Recorded data:

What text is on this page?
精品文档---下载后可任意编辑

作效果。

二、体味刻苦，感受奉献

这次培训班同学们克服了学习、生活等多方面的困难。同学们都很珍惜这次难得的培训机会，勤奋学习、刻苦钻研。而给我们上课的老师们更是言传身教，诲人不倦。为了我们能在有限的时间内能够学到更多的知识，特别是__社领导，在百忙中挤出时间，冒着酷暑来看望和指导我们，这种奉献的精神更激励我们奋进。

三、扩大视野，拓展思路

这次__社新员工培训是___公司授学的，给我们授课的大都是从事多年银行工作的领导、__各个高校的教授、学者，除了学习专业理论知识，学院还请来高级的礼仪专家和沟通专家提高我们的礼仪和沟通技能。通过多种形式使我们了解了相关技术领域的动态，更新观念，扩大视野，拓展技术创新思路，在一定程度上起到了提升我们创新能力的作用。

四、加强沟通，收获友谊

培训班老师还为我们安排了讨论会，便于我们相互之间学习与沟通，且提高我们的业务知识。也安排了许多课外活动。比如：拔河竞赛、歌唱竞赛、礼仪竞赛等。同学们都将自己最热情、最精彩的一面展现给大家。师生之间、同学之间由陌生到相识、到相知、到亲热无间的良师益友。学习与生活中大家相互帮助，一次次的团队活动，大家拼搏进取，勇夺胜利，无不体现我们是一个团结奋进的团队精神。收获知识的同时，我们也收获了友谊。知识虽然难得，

§ **Task details**
Reproduce the entries above exactly.

§ **Exercise result**
What text is on this page?
精品文档---下载后可任意编辑

作效果。

二、体味刻苦，感受奉献

这次培训班同学们克服了学习、生活等多方面的困难。同学们都很珍惜这次难得的培训机会，勤奋学习、刻苦钻研。而给我们上课的老师们更是言传身教，诲人不倦。为了我们能在有限的时间内能够学到更多的知识，特别是__社领导，在百忙中挤出时间，冒着酷暑来看望和指导我们，这种奉献的精神更激励我们奋进。

三、扩大视野，拓展思路

这次__社新员工培训是___公司授学的，给我们授课的大都是从事多年银行工作的领导、__各个高校的教授、学者，除了学习专业理论知识，学院还请来高级的礼仪专家和沟通专家提高我们的礼仪和沟通技能。通过多种形式使我们了解了相关技术领域的动态，更新观念，扩大视野，拓展技术创新思路，在一定程度上起到了提升我们创新能力的作用。

四、加强沟通，收获友谊

培训班老师还为我们安排了讨论会，便于我们相互之间学习与沟通，且提高我们的业务知识。也安排了许多课外活动。比如：拔河竞赛、歌唱竞赛、礼仪竞赛等。同学们都将自己最热情、最精彩的一面展现给大家。师生之间、同学之间由陌生到相识、到相知、到亲热无间的良师益友。学习与生活中大家相互帮助，一次次的团队活动，大家拼搏进取，勇夺胜利，无不体现我们是一个团结奋进的团队精神。收获知识的同时，我们也收获了友谊。知识虽然难得，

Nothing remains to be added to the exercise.